Chart and figure data
## START

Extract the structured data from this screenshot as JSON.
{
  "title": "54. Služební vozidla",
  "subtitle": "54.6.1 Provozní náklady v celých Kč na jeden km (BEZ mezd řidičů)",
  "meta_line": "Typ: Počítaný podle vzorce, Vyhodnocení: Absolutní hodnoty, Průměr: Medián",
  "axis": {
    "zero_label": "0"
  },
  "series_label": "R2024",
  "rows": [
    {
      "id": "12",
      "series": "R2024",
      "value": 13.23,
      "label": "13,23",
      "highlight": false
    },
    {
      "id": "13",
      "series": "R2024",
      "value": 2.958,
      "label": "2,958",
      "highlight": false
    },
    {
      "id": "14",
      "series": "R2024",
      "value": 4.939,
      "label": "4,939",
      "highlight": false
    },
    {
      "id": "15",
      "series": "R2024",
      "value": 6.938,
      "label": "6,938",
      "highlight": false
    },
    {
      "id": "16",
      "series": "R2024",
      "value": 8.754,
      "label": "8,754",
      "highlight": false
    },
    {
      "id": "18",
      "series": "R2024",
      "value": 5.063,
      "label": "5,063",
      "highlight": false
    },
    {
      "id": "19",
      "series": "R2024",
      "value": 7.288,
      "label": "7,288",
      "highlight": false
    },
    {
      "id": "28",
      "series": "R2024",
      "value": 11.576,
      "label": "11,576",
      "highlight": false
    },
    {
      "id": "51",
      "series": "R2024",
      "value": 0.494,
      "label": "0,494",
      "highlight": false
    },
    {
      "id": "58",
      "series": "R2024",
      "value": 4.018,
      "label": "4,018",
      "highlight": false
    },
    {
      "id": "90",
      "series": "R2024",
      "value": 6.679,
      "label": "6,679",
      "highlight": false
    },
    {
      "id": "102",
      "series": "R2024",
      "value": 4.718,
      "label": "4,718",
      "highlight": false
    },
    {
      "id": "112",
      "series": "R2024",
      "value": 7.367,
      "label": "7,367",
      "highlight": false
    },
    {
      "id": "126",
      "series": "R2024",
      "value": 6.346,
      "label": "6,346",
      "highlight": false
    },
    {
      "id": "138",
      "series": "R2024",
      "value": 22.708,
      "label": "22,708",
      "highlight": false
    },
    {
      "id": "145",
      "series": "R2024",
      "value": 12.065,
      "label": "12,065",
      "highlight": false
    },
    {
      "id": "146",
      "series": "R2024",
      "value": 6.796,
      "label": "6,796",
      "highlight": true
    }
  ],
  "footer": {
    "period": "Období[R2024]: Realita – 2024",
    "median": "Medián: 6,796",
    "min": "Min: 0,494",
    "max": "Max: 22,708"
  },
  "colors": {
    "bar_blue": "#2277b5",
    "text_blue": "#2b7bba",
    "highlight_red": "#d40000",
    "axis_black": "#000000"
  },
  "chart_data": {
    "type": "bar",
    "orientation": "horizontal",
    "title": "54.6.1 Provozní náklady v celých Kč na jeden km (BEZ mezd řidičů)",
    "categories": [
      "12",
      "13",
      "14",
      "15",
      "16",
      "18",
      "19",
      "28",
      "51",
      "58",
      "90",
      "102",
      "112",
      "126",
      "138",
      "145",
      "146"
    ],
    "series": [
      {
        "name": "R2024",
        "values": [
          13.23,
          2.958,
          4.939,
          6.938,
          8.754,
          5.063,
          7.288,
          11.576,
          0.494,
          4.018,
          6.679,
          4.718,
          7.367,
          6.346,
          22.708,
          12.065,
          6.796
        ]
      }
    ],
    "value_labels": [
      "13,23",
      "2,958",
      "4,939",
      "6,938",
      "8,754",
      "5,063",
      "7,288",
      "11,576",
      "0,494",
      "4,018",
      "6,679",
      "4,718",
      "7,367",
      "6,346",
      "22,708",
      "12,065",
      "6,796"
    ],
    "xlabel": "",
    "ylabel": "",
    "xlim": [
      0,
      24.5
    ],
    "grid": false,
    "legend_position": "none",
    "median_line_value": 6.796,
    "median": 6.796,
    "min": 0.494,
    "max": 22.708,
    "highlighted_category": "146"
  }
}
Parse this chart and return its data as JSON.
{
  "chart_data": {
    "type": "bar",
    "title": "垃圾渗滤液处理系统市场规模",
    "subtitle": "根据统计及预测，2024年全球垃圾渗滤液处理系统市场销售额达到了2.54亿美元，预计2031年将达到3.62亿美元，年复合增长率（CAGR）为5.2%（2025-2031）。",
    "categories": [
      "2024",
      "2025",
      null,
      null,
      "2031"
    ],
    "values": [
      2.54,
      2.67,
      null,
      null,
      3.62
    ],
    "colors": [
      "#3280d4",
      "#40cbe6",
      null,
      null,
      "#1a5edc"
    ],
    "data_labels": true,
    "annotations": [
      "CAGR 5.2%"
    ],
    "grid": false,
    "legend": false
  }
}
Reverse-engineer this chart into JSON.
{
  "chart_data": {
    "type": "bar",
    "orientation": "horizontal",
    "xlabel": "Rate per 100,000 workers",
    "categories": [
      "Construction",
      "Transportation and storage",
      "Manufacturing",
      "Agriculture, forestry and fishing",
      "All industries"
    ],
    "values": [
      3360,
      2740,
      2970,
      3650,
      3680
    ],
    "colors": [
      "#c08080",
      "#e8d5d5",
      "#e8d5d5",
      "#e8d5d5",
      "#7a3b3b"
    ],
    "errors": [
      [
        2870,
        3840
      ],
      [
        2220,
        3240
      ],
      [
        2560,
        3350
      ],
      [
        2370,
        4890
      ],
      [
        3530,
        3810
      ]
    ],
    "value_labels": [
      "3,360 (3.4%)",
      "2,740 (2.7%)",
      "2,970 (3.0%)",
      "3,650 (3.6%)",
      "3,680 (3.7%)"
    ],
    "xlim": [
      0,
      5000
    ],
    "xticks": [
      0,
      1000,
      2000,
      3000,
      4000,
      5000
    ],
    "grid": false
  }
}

## END

**WHAT THIS TASK INVOLVES**
Copy each line of the data exactly, leaving nothing out.

**WORKED ANSWER**
Extract the structured data from this screenshot as JSON.
{
  "title": "54. Služební vozidla",
  "subtitle": "54.6.1 Provozní náklady v celých Kč na jeden km (BEZ mezd řidičů)",
  "meta_line": "Typ: Počítaný podle vzorce, Vyhodnocení: Absolutní hodnoty, Průměr: Medián",
  "axis": {
    "zero_label": "0"
  },
  "series_label": "R2024",
  "rows": [
    {
      "id": "12",
      "series": "R2024",
      "value": 13.23,
      "label": "13,23",
      "highlight": false
    },
    {
      "id": "13",
      "series": "R2024",
      "value": 2.958,
      "label": "2,958",
      "highlight": false
    },
    {
      "id": "14",
      "series": "R2024",
      "value": 4.939,
      "label": "4,939",
      "highlight": false
    },
    {
      "id": "15",
      "series": "R2024",
      "value": 6.938,
      "label": "6,938",
      "highlight": false
    },
    {
      "id": "16",
      "series": "R2024",
      "value": 8.754,
      "label": "8,754",
      "highlight": false
    },
    {
      "id": "18",
      "series": "R2024",
      "value": 5.063,
      "label": "5,063",
      "highlight": false
    },
    {
      "id": "19",
      "series": "R2024",
      "value": 7.288,
      "label": "7,288",
      "highlight": false
    },
    {
      "id": "28",
      "series": "R2024",
      "value": 11.576,
      "label": "11,576",
      "highlight": false
    },
    {
      "id": "51",
      "series": "R2024",
      "value": 0.494,
      "label": "0,494",
      "highlight": false
    },
    {
      "id": "58",
      "series": "R2024",
      "value": 4.018,
      "label": "4,018",
      "highlight": false
    },
    {
      "id": "90",
      "series": "R2024",
      "value": 6.679,
      "label": "6,679",
      "highlight": false
    },
    {
      "id": "102",
      "series": "R2024",
      "value": 4.718,
      "label": "4,718",
      "highlight": false
    },
    {
      "id": "112",
      "series": "R2024",
      "value": 7.367,
      "label": "7,367",
      "highlight": false
    },
    {
      "id": "126",
      "series": "R2024",
      "value": 6.346,
      "label": "6,346",
      "highlight": false
    },
    {
      "id": "138",
      "series": "R2024",
      "value": 22.708,
      "label": "22,708",
      "highlight": false
    },
    {
      "id": "145",
      "series": "R2024",
      "value": 12.065,
      "label": "12,065",
      "highlight": false
    },
    {
      "id": "146",
      "series": "R2024",
      "value": 6.796,
      "label": "6,796",
      "highlight": true
    }
  ],
  "footer": {
    "period": "Období[R2024]: Realita – 2024",
    "median": "Medián: 6,796",
    "min": "Min: 0,494",
    "max": "Max: 22,708"
  },
  "colors": {
    "bar_blue": "#2277b5",
    "text_blue": "#2b7bba",
    "highlight_red": "#d40000",
    "axis_black": "#000000"
  },
  "chart_data": {
    "type": "bar",
    "orientation": "horizontal",
    "title": "54.6.1 Provozní náklady v celých Kč na jeden km (BEZ mezd řidičů)",
    "categories": [
      "12",
      "13",
      "14",
      "15",
      "16",
      "18",
      "19",
      "28",
      "51",
      "58",
      "90",
      "102",
      "112",
      "126",
      "138",
      "145",
      "146"
    ],
    "series": [
      {
        "name": "R2024",
        "values": [
          13.23,
          2.958,
          4.939,
          6.938,
          8.754,
          5.063,
          7.288,
          11.576,
          0.494,
          4.018,
          6.679,
          4.718,
          7.367,
          6.346,
          22.708,
          12.065,
          6.796
        ]
      }
    ],
    "value_labels": [
      "13,23",
      "2,958",
      "4,939",
      "6,938",
      "8,754",
      "5,063",
      "7,288",
      "11,576",
      "0,494",
      "4,018",
      "6,679",
      "4,718",
      "7,367",
      "6,346",
      "22,708",
      "12,065",
      "6,796"
    ],
    "xlabel": "",
    "ylabel": "",
    "xlim": [
      0,
      24.5
    ],
    "grid": false,
    "legend_position": "none",
    "median_line_value": 6.796,
    "median": 6.796,
    "min": 0.494,
    "max": 22.708,
    "highlighted_category": "146"
  }
}
Parse this chart and return its data as JSON.
{
  "chart_data": {
    "type": "bar",
    "title": "垃圾渗滤液处理系统市场规模",
    "subtitle": "根据统计及预测，2024年全球垃圾渗滤液处理系统市场销售额达到了2.54亿美元，预计2031年将达到3.62亿美元，年复合增长率（CAGR）为5.2%（2025-2031）。",
    "categories": [
      "2024",
      "2025",
      null,
      null,
      "2031"
    ],
    "values": [
      2.54,
      2.67,
      null,
      null,
      3.62
    ],
    "colors": [
      "#3280d4",
      "#40cbe6",
      null,
      null,
      "#1a5edc"
    ],
    "data_labels": true,
    "annotations": [
      "CAGR 5.2%"
    ],
    "grid": false,
    "legend": false
  }
}
Reverse-engineer this chart into JSON.
{
  "chart_data": {
    "type": "bar",
    "orientation": "horizontal",
    "xlabel": "Rate per 100,000 workers",
    "categories": [
      "Construction",
      "Transportation and storage",
      "Manufacturing",
      "Agriculture, forestry and fishing",
      "All industries"
    ],
    "values": [
      3360,
      2740,
      2970,
      3650,
      3680
    ],
    "colors": [
      "#c08080",
      "#e8d5d5",
      "#e8d5d5",
      "#e8d5d5",
      "#7a3b3b"
    ],
    "errors": [
      [
        2870,
        3840
      ],
      [
        2220,
        3240
      ],
      [
        2560,
        3350
      ],
      [
        2370,
        4890
      ],
      [
        3530,
        3810
      ]
    ],
    "value_labels": [
      "3,360 (3.4%)",
      "2,740 (2.7%)",
      "2,970 (3.0%)",
      "3,650 (3.6%)",
      "3,680 (3.7%)"
    ],
    "xlim": [
      0,
      5000
    ],
    "xticks": [
      0,
      1000,
      2000,
      3000,
      4000,
      5000
    ],
    "grid": false
  }
}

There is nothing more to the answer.